§ Dataset items:
----------

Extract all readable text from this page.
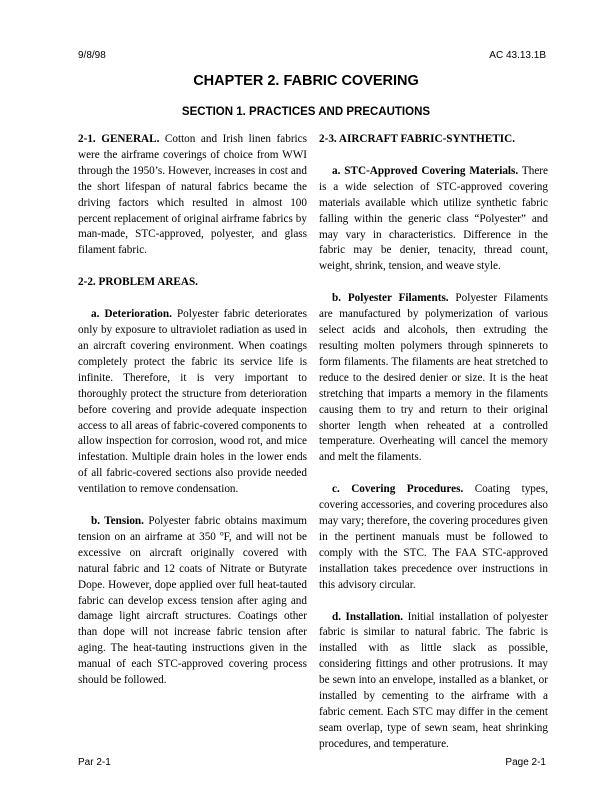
9/8/98	AC 43.13.1B
CHAPTER 2. FABRIC COVERING
SECTION 1. PRACTICES AND PRECAUTIONS

2-1. GENERAL. Cotton and Irish linen fabrics were the airframe coverings of choice from WWI through the 1950’s. However, increases in cost and the short lifespan of natural fabrics became the driving factors which resulted in almost 100 percent replacement of original airframe fabrics by man-made, STC-approved, polyester, and glass filament fabric.

2-2. PROBLEM AREAS.

a. Deterioration. Polyester fabric deteriorates only by exposure to ultraviolet radiation as used in an aircraft covering environment. When coatings completely protect the fabric its service life is infinite. Therefore, it is very important to thoroughly protect the structure from deterioration before covering and provide adequate inspection access to all areas of fabric-covered components to allow inspection for corrosion, wood rot, and mice infestation. Multiple drain holes in the lower ends of all fabric-covered sections also provide needed ventilation to remove condensation.

b. Tension. Polyester fabric obtains maximum tension on an airframe at 350 ºF, and will not be excessive on aircraft originally covered with natural fabric and 12 coats of Nitrate or Butyrate Dope. However, dope applied over full heat-tauted fabric can develop excess tension after aging and damage light aircraft structures. Coatings other than dope will not increase fabric tension after aging. The heat-tauting instructions given in the manual of each STC-approved covering process should be followed.

2-3. AIRCRAFT FABRIC-SYNTHETIC.

a. STC-Approved Covering Materials. There is a wide selection of STC-approved covering materials available which utilize synthetic fabric falling within the generic class “Polyester” and may vary in characteristics. Difference in the fabric may be denier, tenacity, thread count, weight, shrink, tension, and weave style.

b. Polyester Filaments. Polyester Filaments are manufactured by polymerization of various select acids and alcohols, then extruding the resulting molten polymers through spinnerets to form filaments. The filaments are heat stretched to reduce to the desired denier or size. It is the heat stretching that imparts a memory in the filaments causing them to try and return to their original shorter length when reheated at a controlled temperature. Overheating will cancel the memory and melt the filaments.

c. Covering Procedures. Coating types, covering accessories, and covering procedures also may vary; therefore, the covering procedures given in the pertinent manuals must be followed to comply with the STC. The FAA STC-approved installation takes precedence over instructions in this advisory circular.

d. Installation. Initial installation of polyester fabric is similar to natural fabric. The fabric is installed with as little slack as possible, considering fittings and other protrusions. It may be sewn into an envelope, installed as a blanket, or installed by cementing to the airframe with a fabric cement. Each STC may differ in the cement seam overlap, type of sewn seam, heat shrinking procedures, and temperature.

Par 2-1	Page 2-1
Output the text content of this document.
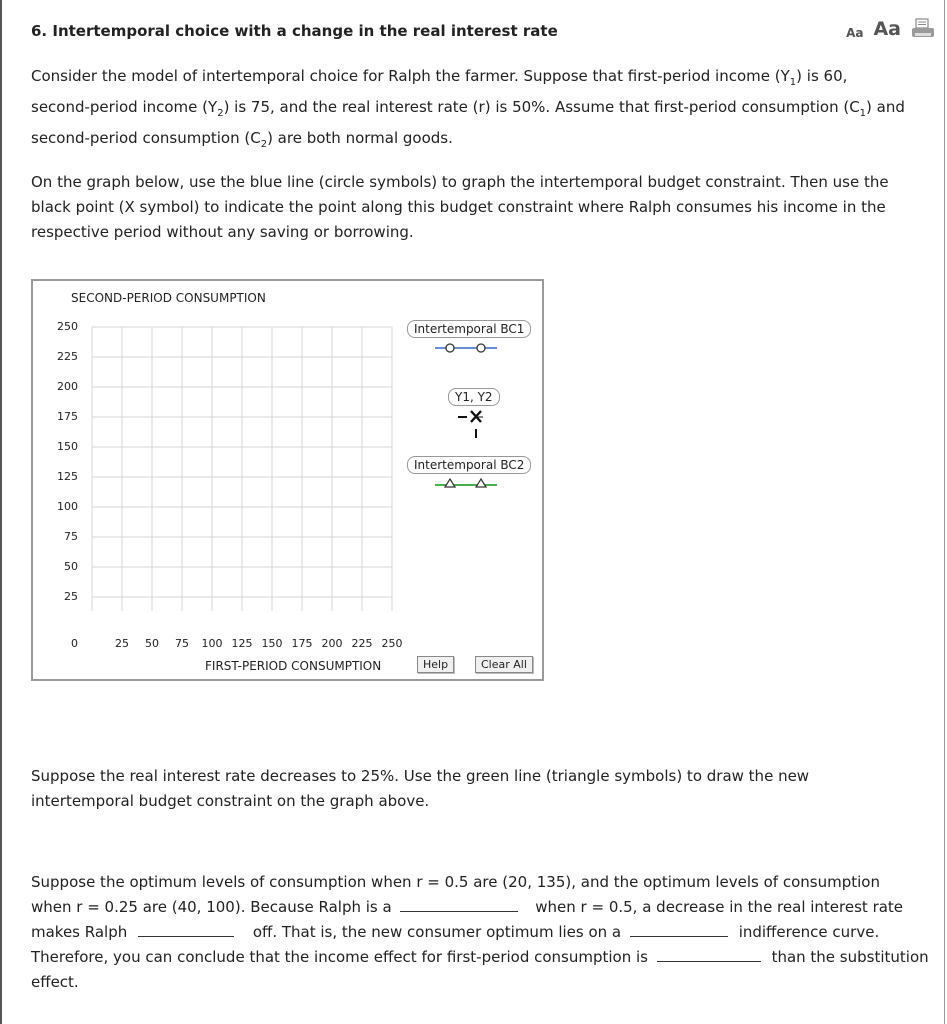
6. Intertemporal choice with a change in the real interest rate	Aa Aa
Consider the model of intertemporal choice for Ralph the farmer. Suppose that first-period income $(Y_1)$ is 60,
second-period income $(Y_2)$ is 75, and the real interest rate (r) is 50%. Assume that first-period consumption $(C_1)$ and
second-period consumption $(C_2)$ are both normal goods.
On the graph below, use the blue line (circle symbols) to graph the intertemporal budget constraint. Then use the
black point (X symbol) to indicate the point along this budget constraint where Ralph consumes his income in the
respective period without any saving or borrowing.
SECOND-PERIOD CONSUMPTION
250
225
200
175
150
125
100
75
50
25
25	50	75	100 125 150 175 200 225 250
0
FIRST-PERIOD CONSUMPTION
Intertemporal BC1
Y1, Y2
Intertemporal BC2
Help	Clear All
Suppose the real interest rate decreases to 25%. Use the green line (triangle symbols) to draw the new
intertemporal budget constraint on the graph above.
Suppose the optimum levels of consumption when r = 0.5 are (20, 135), and the optimum levels of consumption
when r = 0.25 are (40, 100). Because Ralph is a	when r = 0.5, a decrease in the real interest rate
makes Ralph	off. That is, the new consumer optimum lies on a	indifference curve.
Therefore, you can conclude that the income effect for first-period consumption is	than the substitution
effect.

----------

§ The problem:
Copy everything in the records above except the pictures, exactly as written.

§ Output of the task:
Extract all readable text from this page.
9/8/98	AC 43.13.1B
CHAPTER 2. FABRIC COVERING
SECTION 1. PRACTICES AND PRECAUTIONS

2-1. GENERAL. Cotton and Irish linen fabrics were the airframe coverings of choice from WWI through the 1950’s. However, increases in cost and the short lifespan of natural fabrics became the driving factors which resulted in almost 100 percent replacement of original airframe fabrics by man-made, STC-approved, polyester, and glass filament fabric.

2-2. PROBLEM AREAS.

a. Deterioration. Polyester fabric deteriorates only by exposure to ultraviolet radiation as used in an aircraft covering environment. When coatings completely protect the fabric its service life is infinite. Therefore, it is very important to thoroughly protect the structure from deterioration before covering and provide adequate inspection access to all areas of fabric-covered components to allow inspection for corrosion, wood rot, and mice infestation. Multiple drain holes in the lower ends of all fabric-covered sections also provide needed ventilation to remove condensation.

b. Tension. Polyester fabric obtains maximum tension on an airframe at 350 ºF, and will not be excessive on aircraft originally covered with natural fabric and 12 coats of Nitrate or Butyrate Dope. However, dope applied over full heat-tauted fabric can develop excess tension after aging and damage light aircraft structures. Coatings other than dope will not increase fabric tension after aging. The heat-tauting instructions given in the manual of each STC-approved covering process should be followed.

2-3. AIRCRAFT FABRIC-SYNTHETIC.

a. STC-Approved Covering Materials. There is a wide selection of STC-approved covering materials available which utilize synthetic fabric falling within the generic class “Polyester” and may vary in characteristics. Difference in the fabric may be denier, tenacity, thread count, weight, shrink, tension, and weave style.

b. Polyester Filaments. Polyester Filaments are manufactured by polymerization of various select acids and alcohols, then extruding the resulting molten polymers through spinnerets to form filaments. The filaments are heat stretched to reduce to the desired denier or size. It is the heat stretching that imparts a memory in the filaments causing them to try and return to their original shorter length when reheated at a controlled temperature. Overheating will cancel the memory and melt the filaments.

c. Covering Procedures. Coating types, covering accessories, and covering procedures also may vary; therefore, the covering procedures given in the pertinent manuals must be followed to comply with the STC. The FAA STC-approved installation takes precedence over instructions in this advisory circular.

d. Installation. Initial installation of polyester fabric is similar to natural fabric. The fabric is installed with as little slack as possible, considering fittings and other protrusions. It may be sewn into an envelope, installed as a blanket, or installed by cementing to the airframe with a fabric cement. Each STC may differ in the cement seam overlap, type of sewn seam, heat shrinking procedures, and temperature.

Par 2-1	Page 2-1
Output the text content of this document.
6. Intertemporal choice with a change in the real interest rate	Aa Aa
Consider the model of intertemporal choice for Ralph the farmer. Suppose that first-period income $(Y_1)$ is 60,
second-period income $(Y_2)$ is 75, and the real interest rate (r) is 50%. Assume that first-period consumption $(C_1)$ and
second-period consumption $(C_2)$ are both normal goods.
On the graph below, use the blue line (circle symbols) to graph the intertemporal budget constraint. Then use the
black point (X symbol) to indicate the point along this budget constraint where Ralph consumes his income in the
respective period without any saving or borrowing.
SECOND-PERIOD CONSUMPTION
250
225
200
175
150
125
100
75
50
25
25	50	75	100 125 150 175 200 225 250
0
FIRST-PERIOD CONSUMPTION
Intertemporal BC1
Y1, Y2
Intertemporal BC2
Help	Clear All
Suppose the real interest rate decreases to 25%. Use the green line (triangle symbols) to draw the new
intertemporal budget constraint on the graph above.
Suppose the optimum levels of consumption when r = 0.5 are (20, 135), and the optimum levels of consumption
when r = 0.25 are (40, 100). Because Ralph is a	when r = 0.5, a decrease in the real interest rate
makes Ralph	off. That is, the new consumer optimum lies on a	indifference curve.
Therefore, you can conclude that the income effect for first-period consumption is	than the substitution
effect.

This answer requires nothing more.